▶ WHAT YOU HAVE TO DO:
From the entries that follow, list every line in which the string "оказание" appears.

▶ DATA EXTRACT:
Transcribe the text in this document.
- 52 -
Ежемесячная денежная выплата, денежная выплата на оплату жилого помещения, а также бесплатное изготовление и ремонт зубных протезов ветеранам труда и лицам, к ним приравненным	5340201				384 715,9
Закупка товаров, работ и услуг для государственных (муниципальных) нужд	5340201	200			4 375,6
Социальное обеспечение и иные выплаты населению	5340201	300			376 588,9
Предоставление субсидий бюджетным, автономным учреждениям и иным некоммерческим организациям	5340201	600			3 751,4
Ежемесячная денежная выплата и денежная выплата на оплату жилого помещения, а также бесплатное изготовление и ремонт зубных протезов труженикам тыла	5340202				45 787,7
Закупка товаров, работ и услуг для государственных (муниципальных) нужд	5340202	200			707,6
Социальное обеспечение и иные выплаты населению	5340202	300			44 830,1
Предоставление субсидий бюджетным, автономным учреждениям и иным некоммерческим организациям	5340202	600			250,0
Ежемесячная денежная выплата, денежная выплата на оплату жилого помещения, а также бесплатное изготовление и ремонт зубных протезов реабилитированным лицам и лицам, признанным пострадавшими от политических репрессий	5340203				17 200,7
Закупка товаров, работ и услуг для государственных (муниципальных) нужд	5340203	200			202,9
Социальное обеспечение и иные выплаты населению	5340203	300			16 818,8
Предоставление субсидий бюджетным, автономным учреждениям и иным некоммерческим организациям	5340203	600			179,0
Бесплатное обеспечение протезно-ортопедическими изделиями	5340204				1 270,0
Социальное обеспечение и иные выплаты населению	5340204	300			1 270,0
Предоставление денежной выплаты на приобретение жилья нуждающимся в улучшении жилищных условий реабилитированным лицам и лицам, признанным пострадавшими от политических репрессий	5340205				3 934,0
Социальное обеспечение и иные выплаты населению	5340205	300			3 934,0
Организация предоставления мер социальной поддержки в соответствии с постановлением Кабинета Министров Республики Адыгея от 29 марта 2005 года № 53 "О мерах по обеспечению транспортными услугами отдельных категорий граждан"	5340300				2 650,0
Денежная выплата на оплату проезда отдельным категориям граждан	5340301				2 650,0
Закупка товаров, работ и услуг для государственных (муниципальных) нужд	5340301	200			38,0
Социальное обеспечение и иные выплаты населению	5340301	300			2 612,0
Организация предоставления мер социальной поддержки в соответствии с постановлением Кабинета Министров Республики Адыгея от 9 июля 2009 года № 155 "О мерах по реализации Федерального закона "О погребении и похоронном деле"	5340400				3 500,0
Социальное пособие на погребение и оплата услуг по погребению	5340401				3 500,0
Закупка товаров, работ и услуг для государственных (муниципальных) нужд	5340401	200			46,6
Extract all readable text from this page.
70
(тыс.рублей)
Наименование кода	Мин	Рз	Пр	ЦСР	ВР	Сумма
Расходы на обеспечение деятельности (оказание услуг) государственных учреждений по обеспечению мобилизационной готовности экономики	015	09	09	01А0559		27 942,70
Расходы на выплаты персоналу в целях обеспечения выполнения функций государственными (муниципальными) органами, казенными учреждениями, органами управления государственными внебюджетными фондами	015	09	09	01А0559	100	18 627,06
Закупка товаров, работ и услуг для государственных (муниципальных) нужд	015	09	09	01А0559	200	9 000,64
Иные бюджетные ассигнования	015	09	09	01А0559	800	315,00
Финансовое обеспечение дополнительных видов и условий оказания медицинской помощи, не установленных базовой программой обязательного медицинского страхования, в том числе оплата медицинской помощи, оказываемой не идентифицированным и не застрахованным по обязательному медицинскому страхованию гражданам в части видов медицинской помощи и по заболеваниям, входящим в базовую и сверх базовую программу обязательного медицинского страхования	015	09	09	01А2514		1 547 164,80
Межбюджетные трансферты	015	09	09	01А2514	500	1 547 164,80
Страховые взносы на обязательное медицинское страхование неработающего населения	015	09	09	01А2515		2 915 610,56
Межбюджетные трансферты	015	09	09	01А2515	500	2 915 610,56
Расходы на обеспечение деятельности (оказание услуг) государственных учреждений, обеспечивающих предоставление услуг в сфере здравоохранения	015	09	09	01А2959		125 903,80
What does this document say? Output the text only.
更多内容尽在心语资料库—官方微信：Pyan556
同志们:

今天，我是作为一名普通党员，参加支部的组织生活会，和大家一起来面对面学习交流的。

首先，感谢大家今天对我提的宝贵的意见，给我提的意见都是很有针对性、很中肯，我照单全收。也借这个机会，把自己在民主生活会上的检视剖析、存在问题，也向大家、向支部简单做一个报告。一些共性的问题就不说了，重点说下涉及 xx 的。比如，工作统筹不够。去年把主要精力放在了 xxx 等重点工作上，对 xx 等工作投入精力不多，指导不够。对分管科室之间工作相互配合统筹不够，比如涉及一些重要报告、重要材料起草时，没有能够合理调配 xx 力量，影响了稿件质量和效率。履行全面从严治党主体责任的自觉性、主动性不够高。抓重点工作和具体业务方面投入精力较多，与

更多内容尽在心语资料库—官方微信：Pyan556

▶ ANSWER TO THE TASK:
Расходы на обеспечение деятельности (оказание услуг) государственных учреждений по обеспечению мобилизационной готовности экономики	015	09	09	01А0559		27 942,70
Расходы на обеспечение деятельности (оказание услуг) государственных учреждений, обеспечивающих предоставление услуг в сфере здравоохранения	015	09	09	01А2959		125 903,80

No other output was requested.